*DIRECTIONS FOR THIS TASK:*
Every record must appear in your copy exactly as written, with no pictures.

*RECORDS SHOWN:*
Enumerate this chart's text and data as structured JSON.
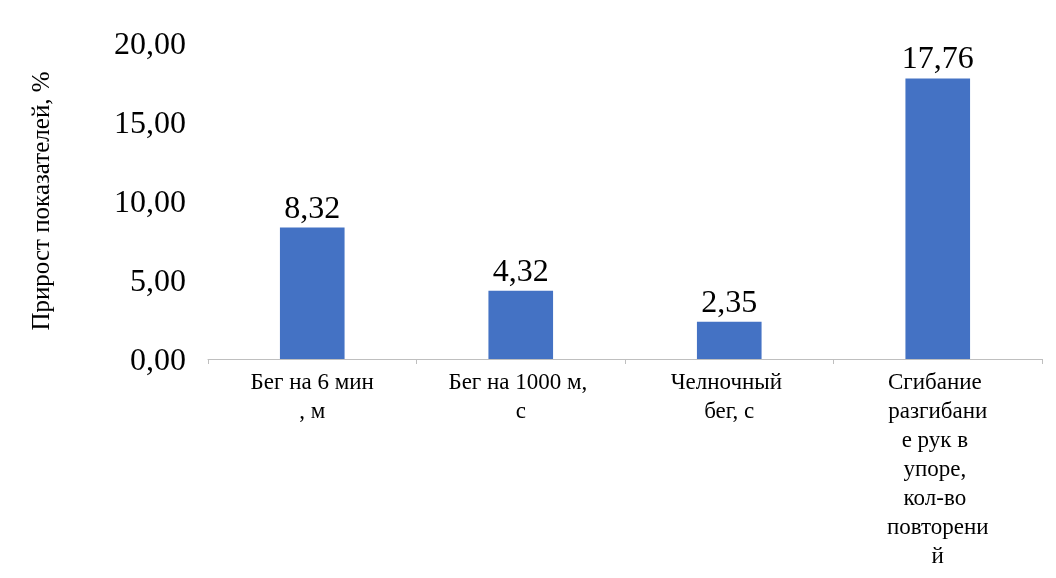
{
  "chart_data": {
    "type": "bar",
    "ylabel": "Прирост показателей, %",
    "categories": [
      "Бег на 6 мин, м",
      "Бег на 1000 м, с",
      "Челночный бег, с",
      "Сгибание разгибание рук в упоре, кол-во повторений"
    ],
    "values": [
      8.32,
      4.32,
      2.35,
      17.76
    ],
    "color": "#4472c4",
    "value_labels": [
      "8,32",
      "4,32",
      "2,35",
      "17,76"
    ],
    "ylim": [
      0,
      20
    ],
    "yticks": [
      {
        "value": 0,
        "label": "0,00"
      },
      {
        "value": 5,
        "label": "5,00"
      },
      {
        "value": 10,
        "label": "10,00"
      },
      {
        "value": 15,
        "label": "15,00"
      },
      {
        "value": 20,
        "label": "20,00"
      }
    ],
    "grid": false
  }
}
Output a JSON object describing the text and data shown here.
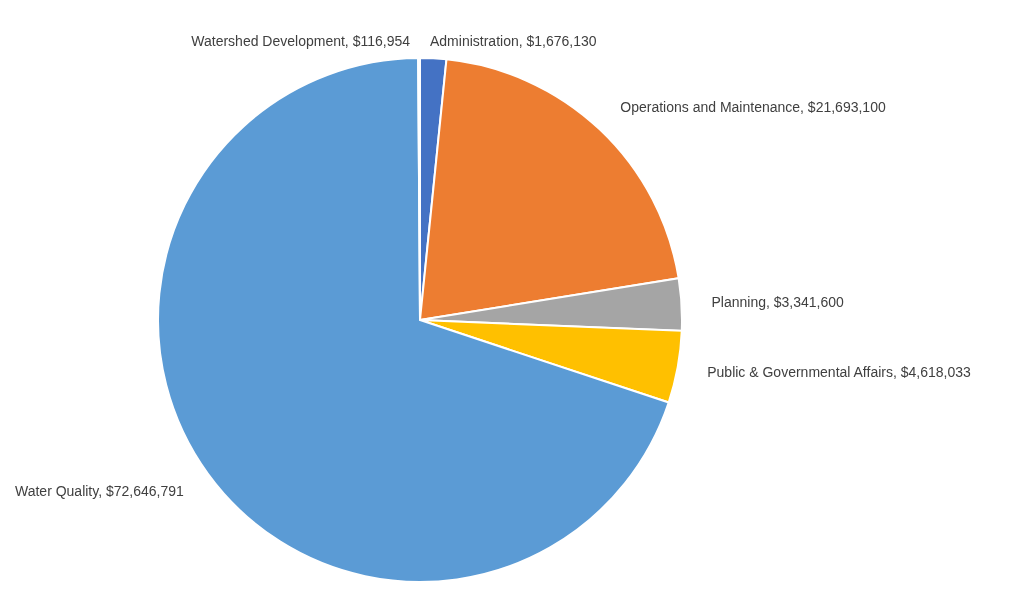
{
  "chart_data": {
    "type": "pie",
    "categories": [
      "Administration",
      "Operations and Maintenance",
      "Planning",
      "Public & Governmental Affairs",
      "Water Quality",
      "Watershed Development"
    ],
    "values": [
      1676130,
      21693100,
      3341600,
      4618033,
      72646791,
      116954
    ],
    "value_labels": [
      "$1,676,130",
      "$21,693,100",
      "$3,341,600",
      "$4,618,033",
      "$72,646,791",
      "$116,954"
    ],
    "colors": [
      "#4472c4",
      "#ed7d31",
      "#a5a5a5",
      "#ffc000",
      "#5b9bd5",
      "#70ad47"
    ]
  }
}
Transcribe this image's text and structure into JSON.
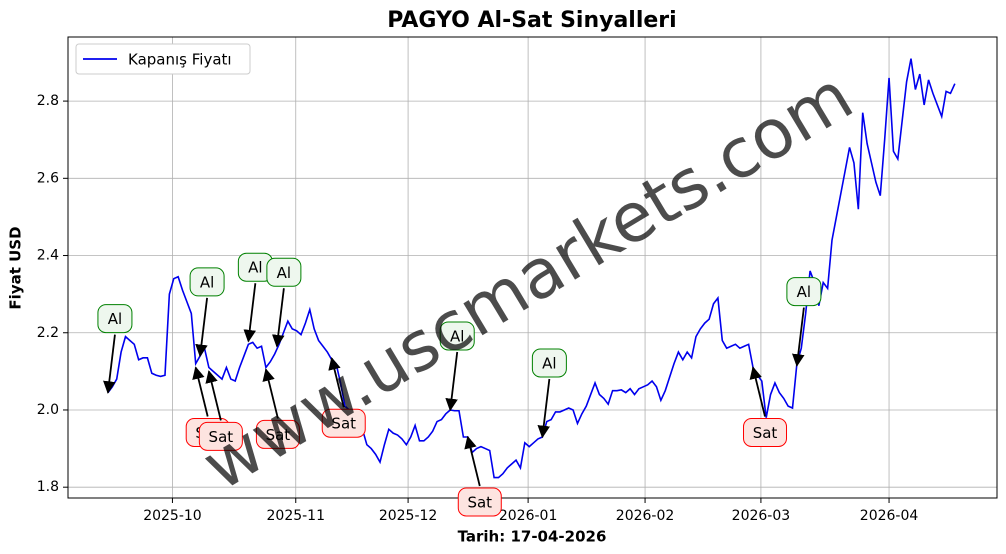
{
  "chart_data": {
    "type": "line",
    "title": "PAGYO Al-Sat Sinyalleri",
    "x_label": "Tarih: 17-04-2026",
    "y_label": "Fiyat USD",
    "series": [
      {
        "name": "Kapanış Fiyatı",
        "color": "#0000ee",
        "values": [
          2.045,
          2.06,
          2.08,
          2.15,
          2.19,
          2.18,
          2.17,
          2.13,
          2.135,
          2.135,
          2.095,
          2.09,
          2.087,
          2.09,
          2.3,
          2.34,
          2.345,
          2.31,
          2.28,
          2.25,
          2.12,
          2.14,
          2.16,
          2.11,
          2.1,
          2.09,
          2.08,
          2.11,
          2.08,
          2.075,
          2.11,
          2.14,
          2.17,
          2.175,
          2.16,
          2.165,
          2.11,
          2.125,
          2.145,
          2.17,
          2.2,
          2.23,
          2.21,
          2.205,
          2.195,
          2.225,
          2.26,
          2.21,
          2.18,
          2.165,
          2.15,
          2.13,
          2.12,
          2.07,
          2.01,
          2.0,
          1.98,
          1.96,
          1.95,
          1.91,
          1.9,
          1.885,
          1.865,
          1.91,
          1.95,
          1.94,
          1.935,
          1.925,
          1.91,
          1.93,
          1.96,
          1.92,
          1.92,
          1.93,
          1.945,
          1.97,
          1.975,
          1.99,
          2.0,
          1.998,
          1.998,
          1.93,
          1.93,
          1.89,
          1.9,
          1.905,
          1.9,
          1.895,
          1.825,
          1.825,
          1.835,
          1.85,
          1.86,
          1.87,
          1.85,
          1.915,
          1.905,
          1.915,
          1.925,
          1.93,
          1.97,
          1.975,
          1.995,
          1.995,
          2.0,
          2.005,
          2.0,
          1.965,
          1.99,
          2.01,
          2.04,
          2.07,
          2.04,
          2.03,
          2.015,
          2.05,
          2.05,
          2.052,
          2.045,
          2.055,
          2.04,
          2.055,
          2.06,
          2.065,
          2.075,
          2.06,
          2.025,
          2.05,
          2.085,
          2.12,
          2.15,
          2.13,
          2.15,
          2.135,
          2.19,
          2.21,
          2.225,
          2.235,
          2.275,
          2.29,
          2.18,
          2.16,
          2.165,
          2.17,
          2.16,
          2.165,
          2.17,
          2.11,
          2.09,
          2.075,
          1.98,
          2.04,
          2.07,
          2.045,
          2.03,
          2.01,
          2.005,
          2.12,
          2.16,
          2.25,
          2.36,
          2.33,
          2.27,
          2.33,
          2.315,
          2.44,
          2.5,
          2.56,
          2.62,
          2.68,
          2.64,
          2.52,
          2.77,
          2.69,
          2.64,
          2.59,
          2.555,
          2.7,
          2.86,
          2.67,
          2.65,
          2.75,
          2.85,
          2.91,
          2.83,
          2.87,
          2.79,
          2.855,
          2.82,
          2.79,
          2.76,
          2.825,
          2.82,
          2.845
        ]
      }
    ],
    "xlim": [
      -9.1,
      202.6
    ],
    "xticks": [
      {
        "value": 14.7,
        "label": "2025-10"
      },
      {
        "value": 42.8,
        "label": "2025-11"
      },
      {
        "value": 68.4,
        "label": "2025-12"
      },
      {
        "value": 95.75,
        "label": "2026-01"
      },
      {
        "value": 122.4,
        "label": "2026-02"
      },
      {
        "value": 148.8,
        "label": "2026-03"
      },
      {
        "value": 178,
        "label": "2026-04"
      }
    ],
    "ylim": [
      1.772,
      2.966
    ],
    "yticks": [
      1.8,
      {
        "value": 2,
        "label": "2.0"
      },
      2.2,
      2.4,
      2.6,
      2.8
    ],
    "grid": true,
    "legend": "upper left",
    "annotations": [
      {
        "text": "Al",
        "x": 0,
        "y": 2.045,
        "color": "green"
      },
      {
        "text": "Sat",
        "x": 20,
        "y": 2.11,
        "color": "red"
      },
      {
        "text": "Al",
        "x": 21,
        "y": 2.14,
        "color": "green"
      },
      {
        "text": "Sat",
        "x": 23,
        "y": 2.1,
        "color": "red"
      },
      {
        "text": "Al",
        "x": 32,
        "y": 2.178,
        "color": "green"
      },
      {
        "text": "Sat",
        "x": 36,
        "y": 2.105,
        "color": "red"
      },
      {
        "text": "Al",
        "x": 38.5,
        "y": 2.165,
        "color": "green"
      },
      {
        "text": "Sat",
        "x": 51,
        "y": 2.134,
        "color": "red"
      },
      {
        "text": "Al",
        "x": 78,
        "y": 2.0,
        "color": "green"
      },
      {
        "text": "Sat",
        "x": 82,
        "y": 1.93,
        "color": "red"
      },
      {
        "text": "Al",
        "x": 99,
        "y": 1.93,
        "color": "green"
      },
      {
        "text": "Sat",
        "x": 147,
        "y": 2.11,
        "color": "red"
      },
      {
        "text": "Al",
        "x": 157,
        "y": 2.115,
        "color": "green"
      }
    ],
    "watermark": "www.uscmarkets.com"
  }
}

*WRITTEN RESPONSE:*
Enumerate this chart's text and data as structured JSON.
{
  "chart_data": {
    "type": "bar",
    "ylabel": "Прирост показателей, %",
    "categories": [
      "Бег на 6 мин, м",
      "Бег на 1000 м, с",
      "Челночный бег, с",
      "Сгибание разгибание рук в упоре, кол-во повторений"
    ],
    "values": [
      8.32,
      4.32,
      2.35,
      17.76
    ],
    "color": "#4472c4",
    "value_labels": [
      "8,32",
      "4,32",
      "2,35",
      "17,76"
    ],
    "ylim": [
      0,
      20
    ],
    "yticks": [
      {
        "value": 0,
        "label": "0,00"
      },
      {
        "value": 5,
        "label": "5,00"
      },
      {
        "value": 10,
        "label": "10,00"
      },
      {
        "value": 15,
        "label": "15,00"
      },
      {
        "value": 20,
        "label": "20,00"
      }
    ],
    "grid": false
  }
}
Output a JSON object describing the text and data shown here.
{
  "chart_data": {
    "type": "pie",
    "categories": [
      "Administration",
      "Operations and Maintenance",
      "Planning",
      "Public & Governmental Affairs",
      "Water Quality",
      "Watershed Development"
    ],
    "values": [
      1676130,
      21693100,
      3341600,
      4618033,
      72646791,
      116954
    ],
    "value_labels": [
      "$1,676,130",
      "$21,693,100",
      "$3,341,600",
      "$4,618,033",
      "$72,646,791",
      "$116,954"
    ],
    "colors": [
      "#4472c4",
      "#ed7d31",
      "#a5a5a5",
      "#ffc000",
      "#5b9bd5",
      "#70ad47"
    ]
  }
}
Transcribe this image's text and structure into JSON.
{
  "chart_data": {
    "type": "line",
    "title": "PAGYO Al-Sat Sinyalleri",
    "x_label": "Tarih: 17-04-2026",
    "y_label": "Fiyat USD",
    "series": [
      {
        "name": "Kapanış Fiyatı",
        "color": "#0000ee",
        "values": [
          2.045,
          2.06,
          2.08,
          2.15,
          2.19,
          2.18,
          2.17,
          2.13,
          2.135,
          2.135,
          2.095,
          2.09,
          2.087,
          2.09,
          2.3,
          2.34,
          2.345,
          2.31,
          2.28,
          2.25,
          2.12,
          2.14,
          2.16,
          2.11,
          2.1,
          2.09,
          2.08,
          2.11,
          2.08,
          2.075,
          2.11,
          2.14,
          2.17,
          2.175,
          2.16,
          2.165,
          2.11,
          2.125,
          2.145,
          2.17,
          2.2,
          2.23,
          2.21,
          2.205,
          2.195,
          2.225,
          2.26,
          2.21,
          2.18,
          2.165,
          2.15,
          2.13,
          2.12,
          2.07,
          2.01,
          2.0,
          1.98,
          1.96,
          1.95,
          1.91,
          1.9,
          1.885,
          1.865,
          1.91,
          1.95,
          1.94,
          1.935,
          1.925,
          1.91,
          1.93,
          1.96,
          1.92,
          1.92,
          1.93,
          1.945,
          1.97,
          1.975,
          1.99,
          2.0,
          1.998,
          1.998,
          1.93,
          1.93,
          1.89,
          1.9,
          1.905,
          1.9,
          1.895,
          1.825,
          1.825,
          1.835,
          1.85,
          1.86,
          1.87,
          1.85,
          1.915,
          1.905,
          1.915,
          1.925,
          1.93,
          1.97,
          1.975,
          1.995,
          1.995,
          2.0,
          2.005,
          2.0,
          1.965,
          1.99,
          2.01,
          2.04,
          2.07,
          2.04,
          2.03,
          2.015,
          2.05,
          2.05,
          2.052,
          2.045,
          2.055,
          2.04,
          2.055,
          2.06,
          2.065,
          2.075,
          2.06,
          2.025,
          2.05,
          2.085,
          2.12,
          2.15,
          2.13,
          2.15,
          2.135,
          2.19,
          2.21,
          2.225,
          2.235,
          2.275,
          2.29,
          2.18,
          2.16,
          2.165,
          2.17,
          2.16,
          2.165,
          2.17,
          2.11,
          2.09,
          2.075,
          1.98,
          2.04,
          2.07,
          2.045,
          2.03,
          2.01,
          2.005,
          2.12,
          2.16,
          2.25,
          2.36,
          2.33,
          2.27,
          2.33,
          2.315,
          2.44,
          2.5,
          2.56,
          2.62,
          2.68,
          2.64,
          2.52,
          2.77,
          2.69,
          2.64,
          2.59,
          2.555,
          2.7,
          2.86,
          2.67,
          2.65,
          2.75,
          2.85,
          2.91,
          2.83,
          2.87,
          2.79,
          2.855,
          2.82,
          2.79,
          2.76,
          2.825,
          2.82,
          2.845
        ]
      }
    ],
    "xlim": [
      -9.1,
      202.6
    ],
    "xticks": [
      {
        "value": 14.7,
        "label": "2025-10"
      },
      {
        "value": 42.8,
        "label": "2025-11"
      },
      {
        "value": 68.4,
        "label": "2025-12"
      },
      {
        "value": 95.75,
        "label": "2026-01"
      },
      {
        "value": 122.4,
        "label": "2026-02"
      },
      {
        "value": 148.8,
        "label": "2026-03"
      },
      {
        "value": 178,
        "label": "2026-04"
      }
    ],
    "ylim": [
      1.772,
      2.966
    ],
    "yticks": [
      1.8,
      {
        "value": 2,
        "label": "2.0"
      },
      2.2,
      2.4,
      2.6,
      2.8
    ],
    "grid": true,
    "legend": "upper left",
    "annotations": [
      {
        "text": "Al",
        "x": 0,
        "y": 2.045,
        "color": "green"
      },
      {
        "text": "Sat",
        "x": 20,
        "y": 2.11,
        "color": "red"
      },
      {
        "text": "Al",
        "x": 21,
        "y": 2.14,
        "color": "green"
      },
      {
        "text": "Sat",
        "x": 23,
        "y": 2.1,
        "color": "red"
      },
      {
        "text": "Al",
        "x": 32,
        "y": 2.178,
        "color": "green"
      },
      {
        "text": "Sat",
        "x": 36,
        "y": 2.105,
        "color": "red"
      },
      {
        "text": "Al",
        "x": 38.5,
        "y": 2.165,
        "color": "green"
      },
      {
        "text": "Sat",
        "x": 51,
        "y": 2.134,
        "color": "red"
      },
      {
        "text": "Al",
        "x": 78,
        "y": 2.0,
        "color": "green"
      },
      {
        "text": "Sat",
        "x": 82,
        "y": 1.93,
        "color": "red"
      },
      {
        "text": "Al",
        "x": 99,
        "y": 1.93,
        "color": "green"
      },
      {
        "text": "Sat",
        "x": 147,
        "y": 2.11,
        "color": "red"
      },
      {
        "text": "Al",
        "x": 157,
        "y": 2.115,
        "color": "green"
      }
    ],
    "watermark": "www.uscmarkets.com"
  }
}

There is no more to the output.